Data items:
-------------------------

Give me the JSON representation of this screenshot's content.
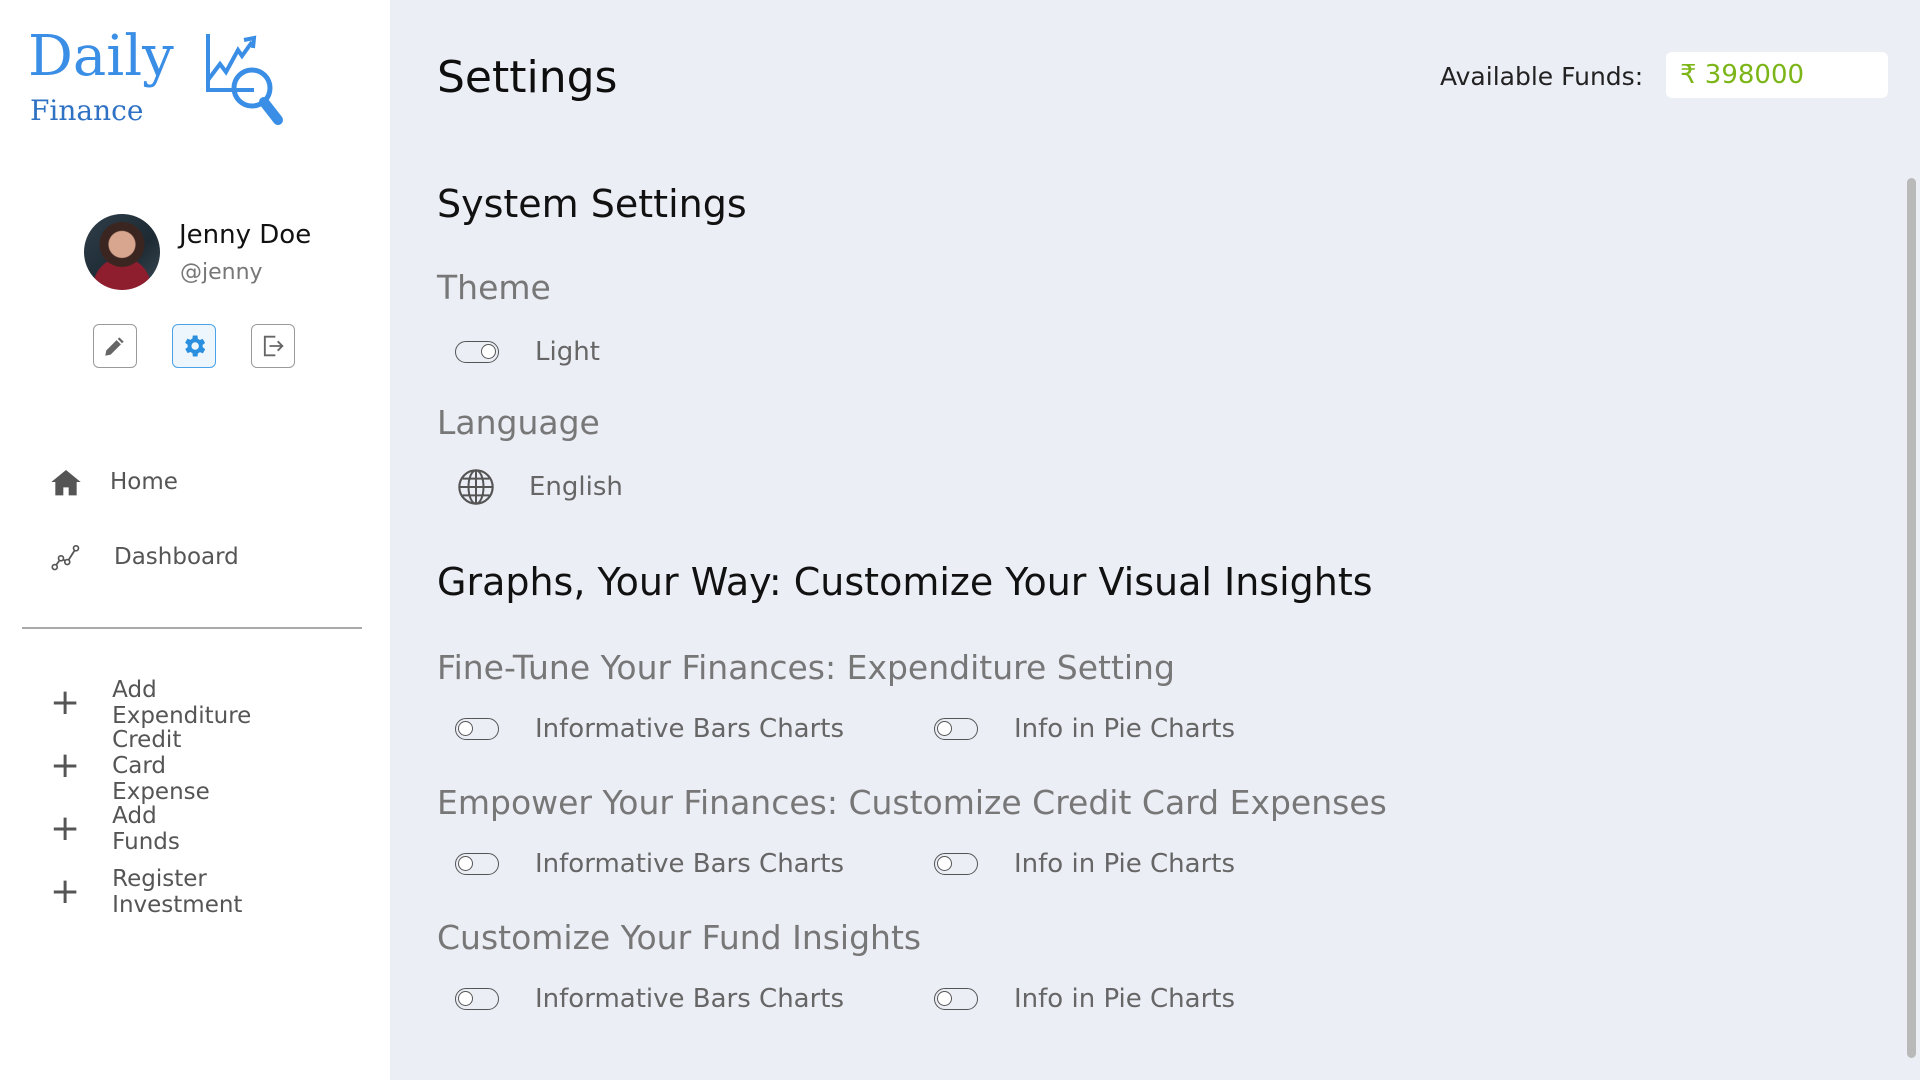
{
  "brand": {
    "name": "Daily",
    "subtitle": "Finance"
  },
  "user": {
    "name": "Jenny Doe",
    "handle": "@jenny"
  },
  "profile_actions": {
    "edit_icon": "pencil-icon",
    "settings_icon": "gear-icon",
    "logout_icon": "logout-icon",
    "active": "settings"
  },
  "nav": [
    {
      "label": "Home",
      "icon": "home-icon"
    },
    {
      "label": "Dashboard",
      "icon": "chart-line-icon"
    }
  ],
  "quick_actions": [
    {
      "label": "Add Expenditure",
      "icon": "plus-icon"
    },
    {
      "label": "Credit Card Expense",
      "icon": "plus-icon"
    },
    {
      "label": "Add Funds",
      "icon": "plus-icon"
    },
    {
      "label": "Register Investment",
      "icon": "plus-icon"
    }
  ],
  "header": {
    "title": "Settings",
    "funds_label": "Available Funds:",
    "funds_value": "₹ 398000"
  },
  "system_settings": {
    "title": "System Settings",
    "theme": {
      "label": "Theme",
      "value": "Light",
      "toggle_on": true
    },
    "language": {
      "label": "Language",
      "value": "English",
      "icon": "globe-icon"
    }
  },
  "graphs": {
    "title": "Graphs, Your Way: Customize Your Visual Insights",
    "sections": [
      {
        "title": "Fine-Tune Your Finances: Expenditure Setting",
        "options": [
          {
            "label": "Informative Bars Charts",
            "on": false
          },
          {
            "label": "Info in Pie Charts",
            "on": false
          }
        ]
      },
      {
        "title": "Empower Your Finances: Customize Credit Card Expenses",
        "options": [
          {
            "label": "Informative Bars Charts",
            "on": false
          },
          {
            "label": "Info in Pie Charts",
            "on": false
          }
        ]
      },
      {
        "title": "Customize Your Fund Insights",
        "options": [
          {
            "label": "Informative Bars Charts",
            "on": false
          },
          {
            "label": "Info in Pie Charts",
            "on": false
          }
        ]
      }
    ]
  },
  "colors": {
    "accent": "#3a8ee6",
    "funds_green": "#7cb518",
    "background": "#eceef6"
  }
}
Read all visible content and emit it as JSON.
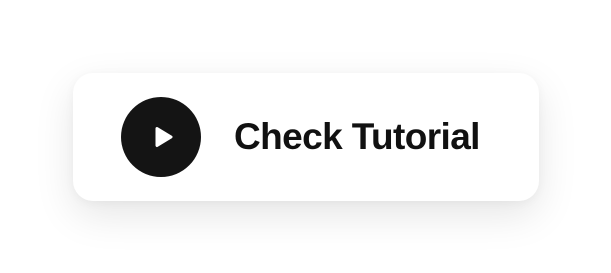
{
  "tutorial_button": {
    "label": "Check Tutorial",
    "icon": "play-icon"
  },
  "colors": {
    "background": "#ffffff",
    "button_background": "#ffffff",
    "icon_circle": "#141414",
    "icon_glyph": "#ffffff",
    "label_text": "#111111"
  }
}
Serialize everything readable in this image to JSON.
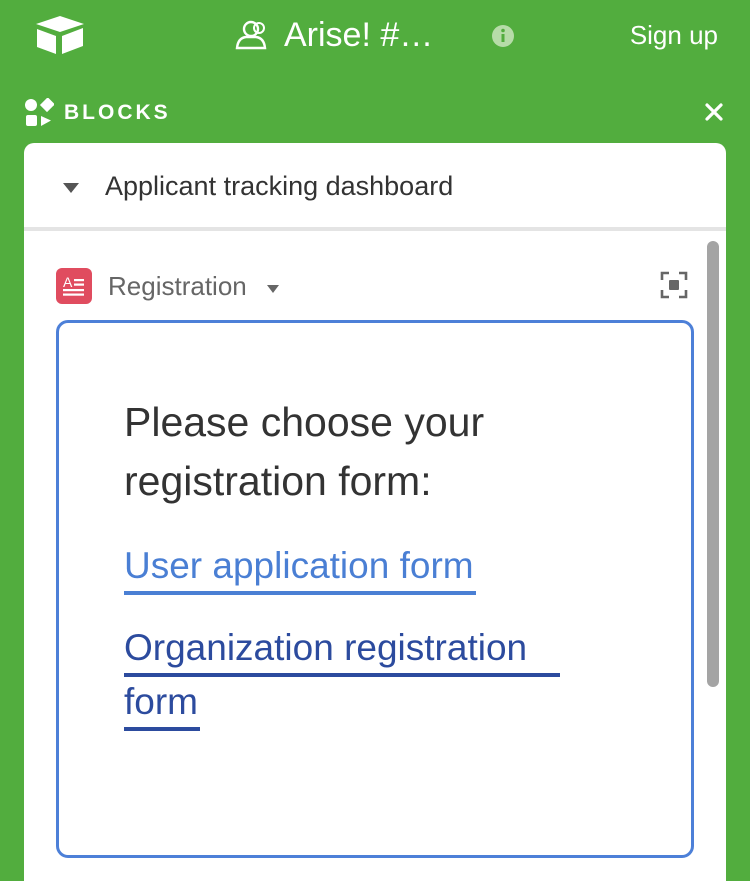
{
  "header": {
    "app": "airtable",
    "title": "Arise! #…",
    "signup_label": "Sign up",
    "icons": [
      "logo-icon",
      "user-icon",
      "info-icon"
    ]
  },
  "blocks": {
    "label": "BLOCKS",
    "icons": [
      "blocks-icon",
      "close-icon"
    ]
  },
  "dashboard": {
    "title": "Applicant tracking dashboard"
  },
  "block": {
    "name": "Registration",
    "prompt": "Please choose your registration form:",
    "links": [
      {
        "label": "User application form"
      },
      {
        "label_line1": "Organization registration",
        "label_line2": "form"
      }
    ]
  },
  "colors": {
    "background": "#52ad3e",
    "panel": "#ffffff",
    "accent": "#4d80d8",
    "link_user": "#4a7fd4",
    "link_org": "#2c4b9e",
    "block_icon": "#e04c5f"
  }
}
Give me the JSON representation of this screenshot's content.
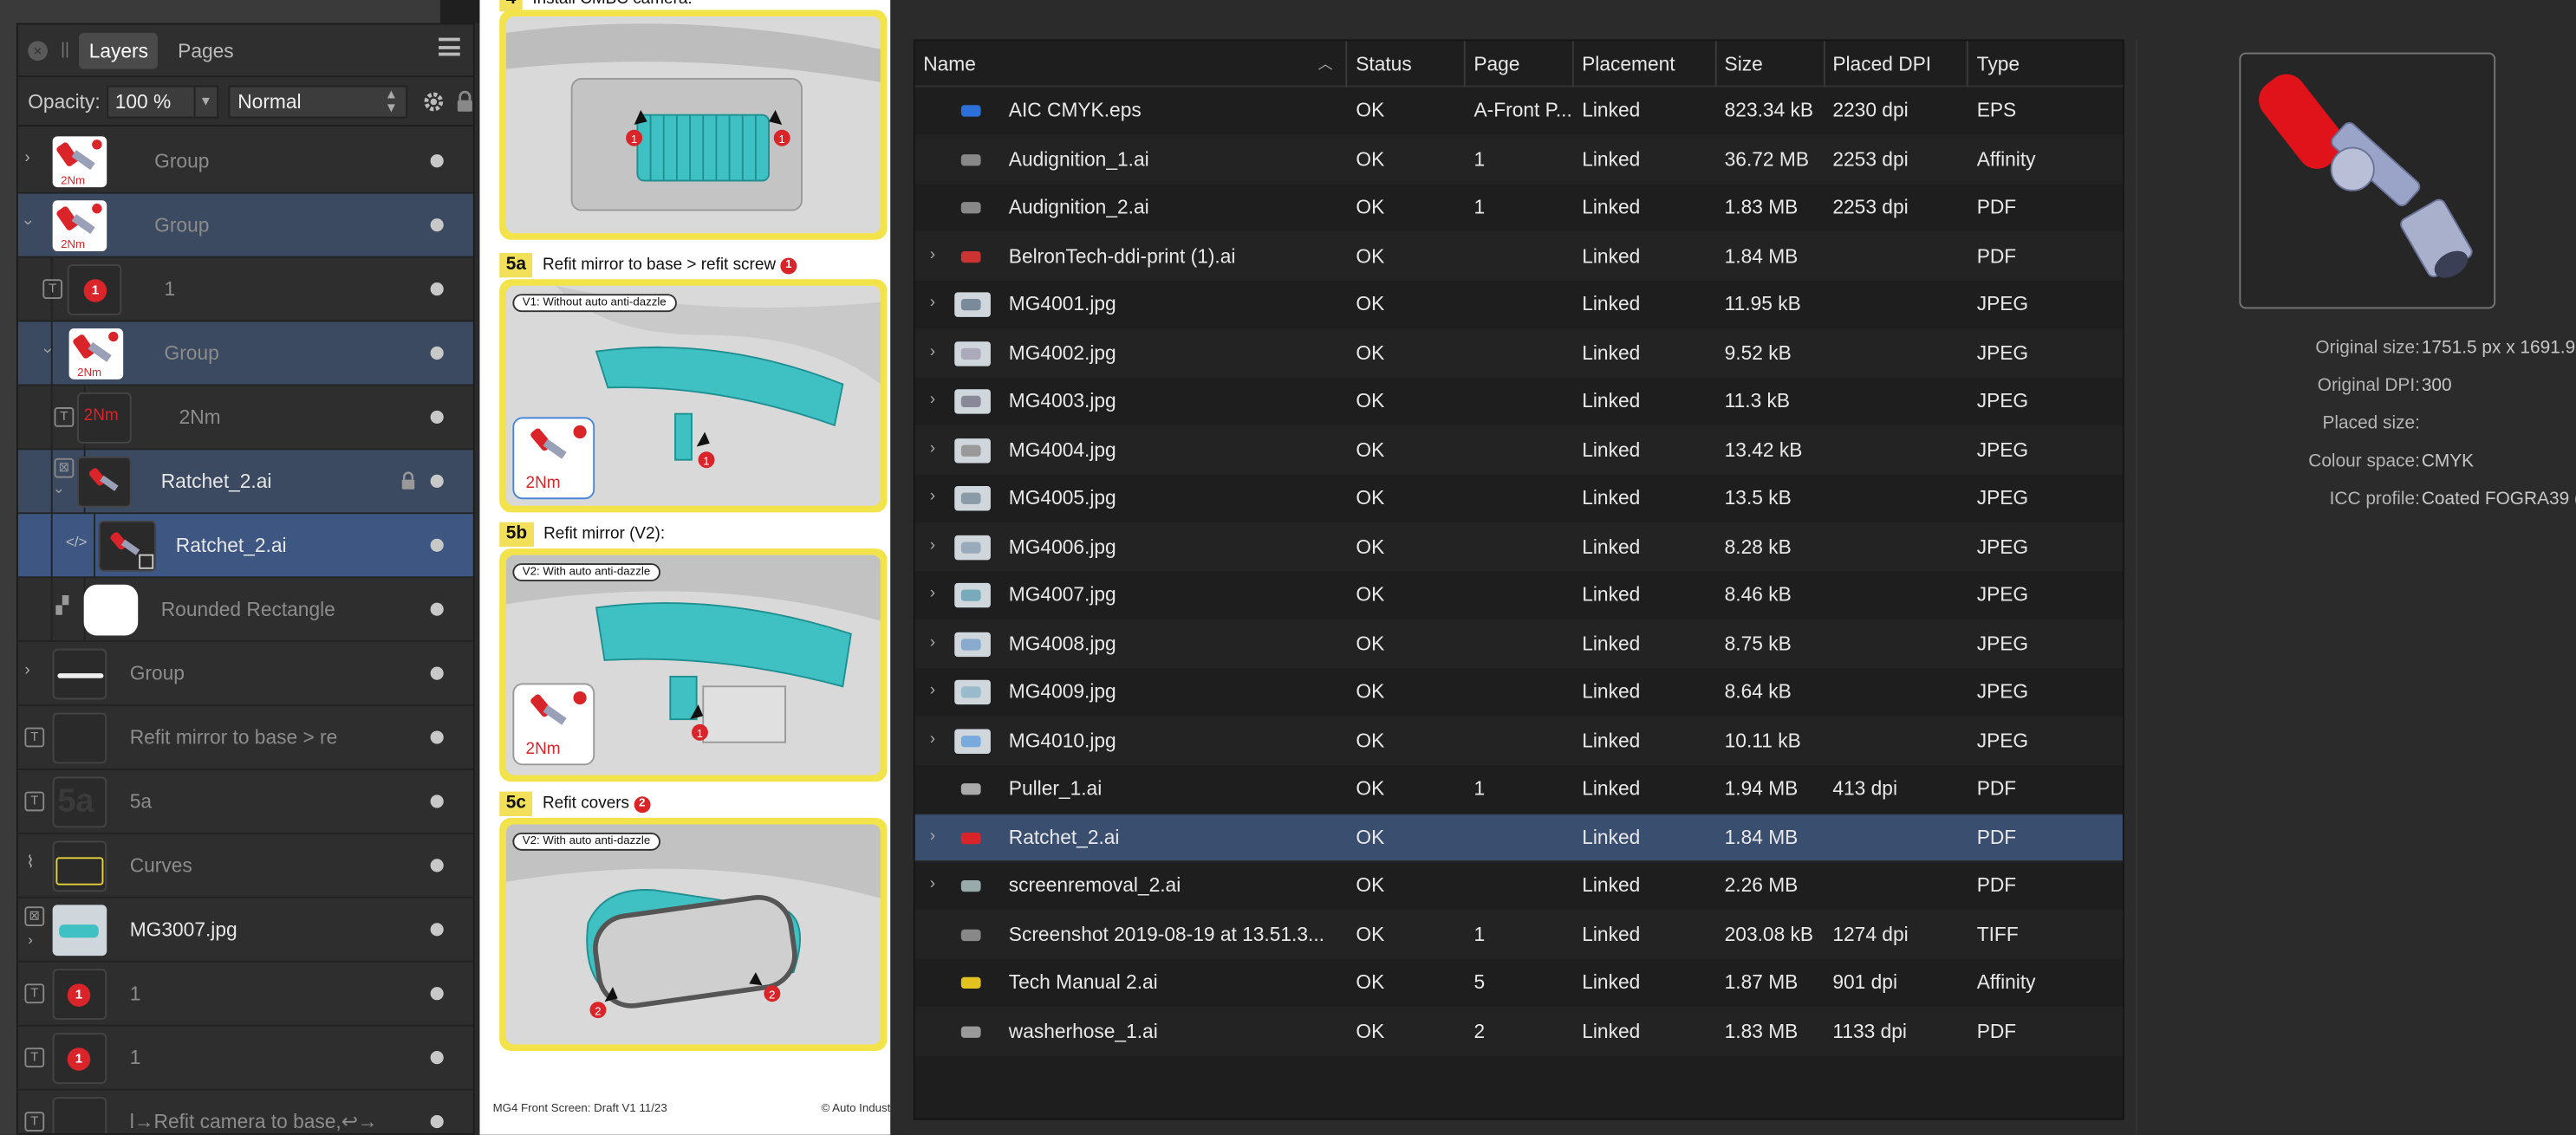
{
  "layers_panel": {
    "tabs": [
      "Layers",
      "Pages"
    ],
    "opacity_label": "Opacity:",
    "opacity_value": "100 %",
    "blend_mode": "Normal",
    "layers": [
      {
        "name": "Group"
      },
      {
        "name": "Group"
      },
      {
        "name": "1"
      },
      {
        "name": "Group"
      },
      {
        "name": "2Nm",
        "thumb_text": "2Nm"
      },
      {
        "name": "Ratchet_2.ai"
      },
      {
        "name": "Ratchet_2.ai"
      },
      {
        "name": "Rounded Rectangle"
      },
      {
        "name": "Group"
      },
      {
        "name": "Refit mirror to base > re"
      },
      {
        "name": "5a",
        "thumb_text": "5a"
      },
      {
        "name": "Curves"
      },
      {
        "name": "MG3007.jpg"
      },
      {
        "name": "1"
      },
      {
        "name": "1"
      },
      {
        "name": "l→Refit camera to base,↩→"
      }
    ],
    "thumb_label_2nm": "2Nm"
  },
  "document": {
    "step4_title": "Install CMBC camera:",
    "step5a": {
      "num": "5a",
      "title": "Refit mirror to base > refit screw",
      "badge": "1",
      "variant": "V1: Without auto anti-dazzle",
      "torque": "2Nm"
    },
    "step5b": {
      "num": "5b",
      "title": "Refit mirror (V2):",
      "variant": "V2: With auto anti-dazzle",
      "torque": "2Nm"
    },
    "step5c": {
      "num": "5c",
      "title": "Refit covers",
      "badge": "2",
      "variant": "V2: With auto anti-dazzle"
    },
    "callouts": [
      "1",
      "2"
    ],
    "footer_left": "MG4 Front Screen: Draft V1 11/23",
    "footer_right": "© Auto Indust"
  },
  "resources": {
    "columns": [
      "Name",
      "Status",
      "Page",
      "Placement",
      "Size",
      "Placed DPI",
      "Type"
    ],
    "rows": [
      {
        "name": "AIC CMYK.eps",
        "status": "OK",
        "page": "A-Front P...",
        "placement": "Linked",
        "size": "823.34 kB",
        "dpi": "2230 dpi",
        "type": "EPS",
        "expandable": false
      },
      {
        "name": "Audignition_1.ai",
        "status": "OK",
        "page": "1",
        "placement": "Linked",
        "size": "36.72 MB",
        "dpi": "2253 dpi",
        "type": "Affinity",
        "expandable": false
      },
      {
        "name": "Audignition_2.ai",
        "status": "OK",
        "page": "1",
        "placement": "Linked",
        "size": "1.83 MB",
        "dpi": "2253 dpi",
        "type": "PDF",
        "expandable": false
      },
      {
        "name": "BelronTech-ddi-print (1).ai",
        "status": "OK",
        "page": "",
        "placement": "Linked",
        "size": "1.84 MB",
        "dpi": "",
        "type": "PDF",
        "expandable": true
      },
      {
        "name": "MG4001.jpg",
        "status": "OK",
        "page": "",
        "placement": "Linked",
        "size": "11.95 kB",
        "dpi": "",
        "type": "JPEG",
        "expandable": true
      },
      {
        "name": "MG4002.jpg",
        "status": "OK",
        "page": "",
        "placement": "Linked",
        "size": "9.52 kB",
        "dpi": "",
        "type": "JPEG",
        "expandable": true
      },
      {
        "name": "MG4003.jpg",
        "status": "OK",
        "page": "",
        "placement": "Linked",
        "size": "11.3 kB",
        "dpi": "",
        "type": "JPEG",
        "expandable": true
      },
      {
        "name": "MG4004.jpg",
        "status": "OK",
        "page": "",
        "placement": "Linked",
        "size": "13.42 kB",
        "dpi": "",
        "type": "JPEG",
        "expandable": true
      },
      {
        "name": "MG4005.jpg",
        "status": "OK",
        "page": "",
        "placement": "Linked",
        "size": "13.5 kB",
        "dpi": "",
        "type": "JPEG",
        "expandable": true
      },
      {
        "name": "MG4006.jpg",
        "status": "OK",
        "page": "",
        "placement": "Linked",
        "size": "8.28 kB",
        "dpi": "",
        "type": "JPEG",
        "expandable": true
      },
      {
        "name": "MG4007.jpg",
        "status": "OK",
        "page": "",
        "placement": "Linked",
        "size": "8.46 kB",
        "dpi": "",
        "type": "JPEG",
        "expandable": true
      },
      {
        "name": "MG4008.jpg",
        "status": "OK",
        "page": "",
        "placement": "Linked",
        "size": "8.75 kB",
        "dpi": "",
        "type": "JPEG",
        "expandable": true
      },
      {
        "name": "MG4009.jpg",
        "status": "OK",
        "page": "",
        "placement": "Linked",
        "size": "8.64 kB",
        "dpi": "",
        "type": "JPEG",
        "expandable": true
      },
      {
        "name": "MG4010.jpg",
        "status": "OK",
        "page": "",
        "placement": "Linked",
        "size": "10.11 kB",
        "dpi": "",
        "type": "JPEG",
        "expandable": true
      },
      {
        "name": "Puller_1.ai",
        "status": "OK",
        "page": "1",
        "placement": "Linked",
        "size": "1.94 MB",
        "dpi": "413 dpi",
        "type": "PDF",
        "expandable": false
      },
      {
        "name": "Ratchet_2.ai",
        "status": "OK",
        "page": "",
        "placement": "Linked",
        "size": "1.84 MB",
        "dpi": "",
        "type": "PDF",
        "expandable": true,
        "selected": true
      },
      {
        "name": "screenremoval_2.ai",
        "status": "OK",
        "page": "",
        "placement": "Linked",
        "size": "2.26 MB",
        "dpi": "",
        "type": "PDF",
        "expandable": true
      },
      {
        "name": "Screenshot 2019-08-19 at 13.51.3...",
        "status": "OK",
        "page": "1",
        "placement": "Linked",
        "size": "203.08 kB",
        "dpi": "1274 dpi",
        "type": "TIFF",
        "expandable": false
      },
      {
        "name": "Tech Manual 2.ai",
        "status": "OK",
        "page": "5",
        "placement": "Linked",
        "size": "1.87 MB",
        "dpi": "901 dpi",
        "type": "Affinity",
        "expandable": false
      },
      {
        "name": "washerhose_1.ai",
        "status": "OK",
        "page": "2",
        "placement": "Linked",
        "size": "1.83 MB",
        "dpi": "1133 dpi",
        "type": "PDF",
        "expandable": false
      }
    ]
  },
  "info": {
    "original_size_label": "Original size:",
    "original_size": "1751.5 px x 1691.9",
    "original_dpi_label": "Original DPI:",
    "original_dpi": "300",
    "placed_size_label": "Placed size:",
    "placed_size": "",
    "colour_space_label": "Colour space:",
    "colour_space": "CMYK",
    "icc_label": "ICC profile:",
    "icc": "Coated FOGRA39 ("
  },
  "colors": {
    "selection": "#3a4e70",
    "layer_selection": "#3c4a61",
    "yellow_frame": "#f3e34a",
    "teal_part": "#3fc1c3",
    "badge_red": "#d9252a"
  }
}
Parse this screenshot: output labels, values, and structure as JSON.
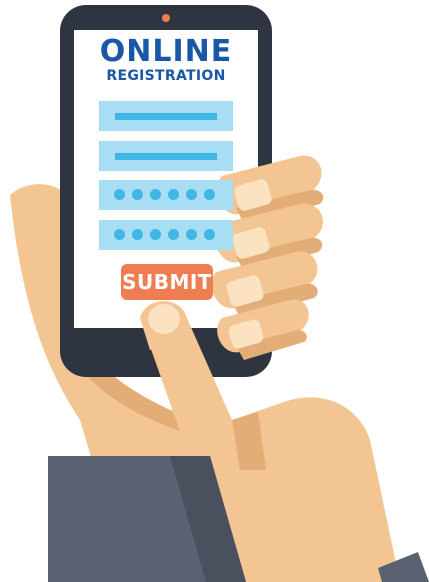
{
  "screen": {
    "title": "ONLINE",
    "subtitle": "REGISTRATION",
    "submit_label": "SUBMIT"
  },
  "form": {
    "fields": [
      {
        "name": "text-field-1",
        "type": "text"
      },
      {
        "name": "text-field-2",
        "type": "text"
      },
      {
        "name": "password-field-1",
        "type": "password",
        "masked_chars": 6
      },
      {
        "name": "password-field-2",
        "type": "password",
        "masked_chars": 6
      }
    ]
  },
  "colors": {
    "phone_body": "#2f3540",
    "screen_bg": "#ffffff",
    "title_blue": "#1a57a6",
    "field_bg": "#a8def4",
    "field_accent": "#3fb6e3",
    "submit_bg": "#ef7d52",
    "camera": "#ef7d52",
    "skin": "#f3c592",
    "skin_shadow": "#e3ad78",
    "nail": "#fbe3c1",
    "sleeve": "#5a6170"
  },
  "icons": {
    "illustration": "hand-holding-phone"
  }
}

-------------------------

** JOB **
Using the material above, gather every line that includes "Refit".

** RESULT BELOW **
        "name": "Refit mirror to base > re"
        "name": "l→Refit camera to base,↩→"
      "title": "Refit mirror to base > refit screw",
      "title": "Refit mirror (V2):",
      "title": "Refit covers",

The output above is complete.